:: Extracted data entries ::
-=-=-=-=-
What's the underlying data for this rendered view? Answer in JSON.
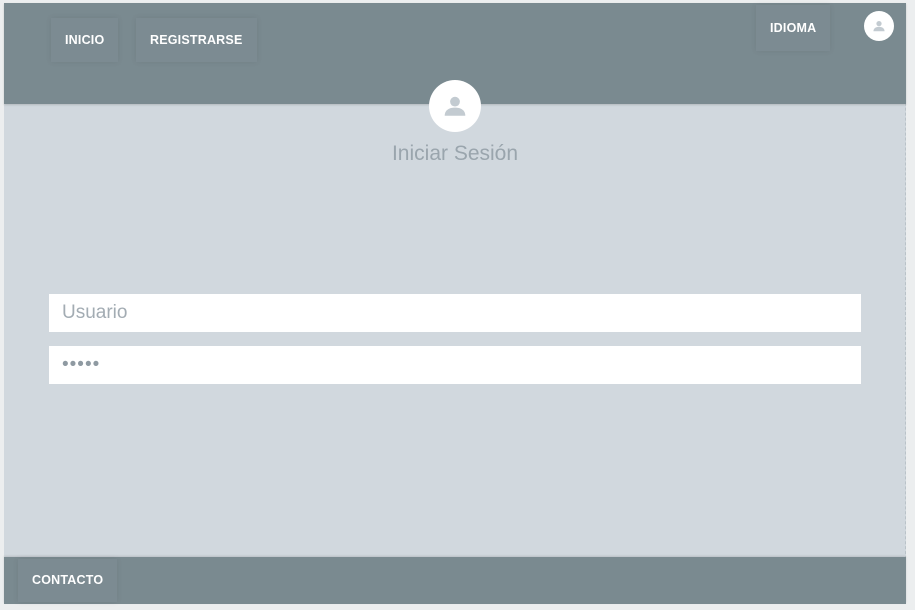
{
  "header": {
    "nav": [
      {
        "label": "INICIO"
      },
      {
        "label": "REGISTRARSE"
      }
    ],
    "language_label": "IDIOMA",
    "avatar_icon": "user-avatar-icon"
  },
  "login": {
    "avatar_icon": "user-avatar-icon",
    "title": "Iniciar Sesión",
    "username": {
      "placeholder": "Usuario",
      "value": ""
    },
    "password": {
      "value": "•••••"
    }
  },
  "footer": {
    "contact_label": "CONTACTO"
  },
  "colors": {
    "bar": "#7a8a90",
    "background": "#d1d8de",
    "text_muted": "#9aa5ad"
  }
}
-=-=-=-=-
Write out every line above exactly as it is, leaving out the pictures.

What's the underlying data for this rendered view? Answer in JSON.
{
  "header": {
    "nav": [
      {
        "label": "INICIO"
      },
      {
        "label": "REGISTRARSE"
      }
    ],
    "language_label": "IDIOMA",
    "avatar_icon": "user-avatar-icon"
  },
  "login": {
    "avatar_icon": "user-avatar-icon",
    "title": "Iniciar Sesión",
    "username": {
      "placeholder": "Usuario",
      "value": ""
    },
    "password": {
      "value": "•••••"
    }
  },
  "footer": {
    "contact_label": "CONTACTO"
  },
  "colors": {
    "bar": "#7a8a90",
    "background": "#d1d8de",
    "text_muted": "#9aa5ad"
  }
}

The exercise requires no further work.